• EXERCISE INSTRUCTIONS: Pick out each line in these entries that contains the string "document".

---------- RECORDS FOR THE TASK

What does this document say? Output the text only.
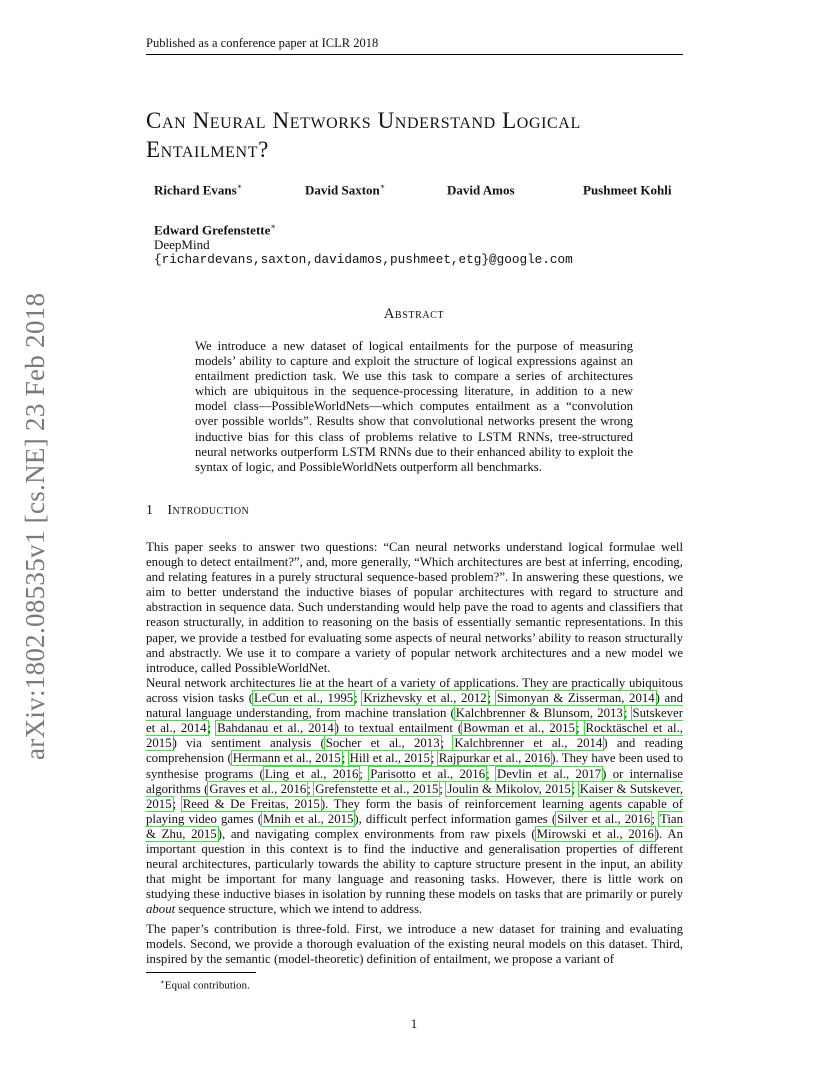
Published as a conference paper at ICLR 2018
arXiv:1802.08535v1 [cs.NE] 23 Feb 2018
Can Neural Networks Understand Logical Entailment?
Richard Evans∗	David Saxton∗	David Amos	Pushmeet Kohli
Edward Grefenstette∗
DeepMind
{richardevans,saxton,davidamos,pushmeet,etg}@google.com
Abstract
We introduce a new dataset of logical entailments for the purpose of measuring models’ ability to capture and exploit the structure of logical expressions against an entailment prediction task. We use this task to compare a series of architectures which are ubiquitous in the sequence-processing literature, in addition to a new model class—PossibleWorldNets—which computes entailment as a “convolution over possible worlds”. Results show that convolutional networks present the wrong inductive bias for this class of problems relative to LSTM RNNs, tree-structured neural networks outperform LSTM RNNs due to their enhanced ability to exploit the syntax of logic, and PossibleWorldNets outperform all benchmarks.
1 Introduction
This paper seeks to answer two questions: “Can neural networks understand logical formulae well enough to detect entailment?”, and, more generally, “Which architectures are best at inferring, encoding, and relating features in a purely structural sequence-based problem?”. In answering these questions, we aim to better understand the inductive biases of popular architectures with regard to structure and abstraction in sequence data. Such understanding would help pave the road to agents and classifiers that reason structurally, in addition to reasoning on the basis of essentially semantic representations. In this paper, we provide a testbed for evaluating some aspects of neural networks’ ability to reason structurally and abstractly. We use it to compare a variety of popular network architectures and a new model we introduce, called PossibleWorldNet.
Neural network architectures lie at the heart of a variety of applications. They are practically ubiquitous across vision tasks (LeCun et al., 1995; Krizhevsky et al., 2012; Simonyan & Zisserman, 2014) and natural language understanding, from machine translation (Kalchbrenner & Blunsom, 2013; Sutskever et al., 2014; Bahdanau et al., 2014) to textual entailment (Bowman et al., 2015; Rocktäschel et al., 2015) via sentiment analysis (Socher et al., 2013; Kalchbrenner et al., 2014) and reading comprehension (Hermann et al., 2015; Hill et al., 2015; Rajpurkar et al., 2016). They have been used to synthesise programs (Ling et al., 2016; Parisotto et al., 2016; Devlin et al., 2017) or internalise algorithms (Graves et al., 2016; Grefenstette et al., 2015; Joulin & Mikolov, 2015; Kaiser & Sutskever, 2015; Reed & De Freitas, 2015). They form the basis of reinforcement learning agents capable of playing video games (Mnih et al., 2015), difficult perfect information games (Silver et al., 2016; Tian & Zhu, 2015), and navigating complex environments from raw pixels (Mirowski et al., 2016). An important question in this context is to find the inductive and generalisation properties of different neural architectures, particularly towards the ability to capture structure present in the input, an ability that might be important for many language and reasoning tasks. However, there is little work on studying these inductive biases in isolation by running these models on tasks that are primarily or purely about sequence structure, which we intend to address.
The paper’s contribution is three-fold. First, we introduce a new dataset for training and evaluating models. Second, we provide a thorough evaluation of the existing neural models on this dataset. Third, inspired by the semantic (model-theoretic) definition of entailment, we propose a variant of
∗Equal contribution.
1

--------------------
---------- RECORDS FOR THE TASK

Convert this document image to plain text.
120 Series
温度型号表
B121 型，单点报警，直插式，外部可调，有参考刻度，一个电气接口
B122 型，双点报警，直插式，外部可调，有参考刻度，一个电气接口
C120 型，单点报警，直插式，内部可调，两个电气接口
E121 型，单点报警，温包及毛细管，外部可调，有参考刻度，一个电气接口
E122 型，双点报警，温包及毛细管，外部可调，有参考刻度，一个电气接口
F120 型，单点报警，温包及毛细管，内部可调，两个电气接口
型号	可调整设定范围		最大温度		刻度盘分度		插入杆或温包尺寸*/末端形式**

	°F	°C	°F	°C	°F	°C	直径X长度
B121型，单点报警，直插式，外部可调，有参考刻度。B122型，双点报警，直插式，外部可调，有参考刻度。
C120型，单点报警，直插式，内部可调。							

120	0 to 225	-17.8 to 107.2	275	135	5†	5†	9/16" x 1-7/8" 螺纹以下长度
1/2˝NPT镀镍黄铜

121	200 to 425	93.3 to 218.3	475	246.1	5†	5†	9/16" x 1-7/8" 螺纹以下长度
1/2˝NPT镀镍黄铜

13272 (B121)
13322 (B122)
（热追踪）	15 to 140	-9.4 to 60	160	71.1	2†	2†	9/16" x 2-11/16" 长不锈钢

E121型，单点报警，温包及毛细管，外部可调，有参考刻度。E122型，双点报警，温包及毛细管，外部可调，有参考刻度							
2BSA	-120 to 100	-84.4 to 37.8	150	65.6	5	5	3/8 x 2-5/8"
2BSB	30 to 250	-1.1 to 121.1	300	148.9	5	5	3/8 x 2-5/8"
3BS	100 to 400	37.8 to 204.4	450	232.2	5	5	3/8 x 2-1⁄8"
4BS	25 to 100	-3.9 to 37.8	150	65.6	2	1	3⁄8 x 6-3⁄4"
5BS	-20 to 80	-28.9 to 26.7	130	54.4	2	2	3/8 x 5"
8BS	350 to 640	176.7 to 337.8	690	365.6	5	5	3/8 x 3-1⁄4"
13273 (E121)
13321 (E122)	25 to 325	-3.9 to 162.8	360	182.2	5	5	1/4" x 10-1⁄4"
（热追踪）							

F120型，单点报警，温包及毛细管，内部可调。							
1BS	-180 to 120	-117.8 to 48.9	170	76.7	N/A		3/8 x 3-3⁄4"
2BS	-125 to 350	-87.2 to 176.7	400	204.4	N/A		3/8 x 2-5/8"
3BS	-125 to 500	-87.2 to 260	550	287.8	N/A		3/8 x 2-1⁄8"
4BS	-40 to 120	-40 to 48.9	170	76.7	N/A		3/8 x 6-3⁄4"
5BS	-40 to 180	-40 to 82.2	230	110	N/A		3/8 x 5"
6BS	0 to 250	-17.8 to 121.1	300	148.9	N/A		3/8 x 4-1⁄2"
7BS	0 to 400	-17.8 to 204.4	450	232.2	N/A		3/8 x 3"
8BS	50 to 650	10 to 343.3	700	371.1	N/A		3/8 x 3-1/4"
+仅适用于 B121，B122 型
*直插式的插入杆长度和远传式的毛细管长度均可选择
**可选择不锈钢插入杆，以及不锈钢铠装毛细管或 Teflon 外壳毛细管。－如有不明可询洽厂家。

--------------------

• EXERCISE SOLUTION:
What does this document say? Output the text only.
Convert this document image to plain text.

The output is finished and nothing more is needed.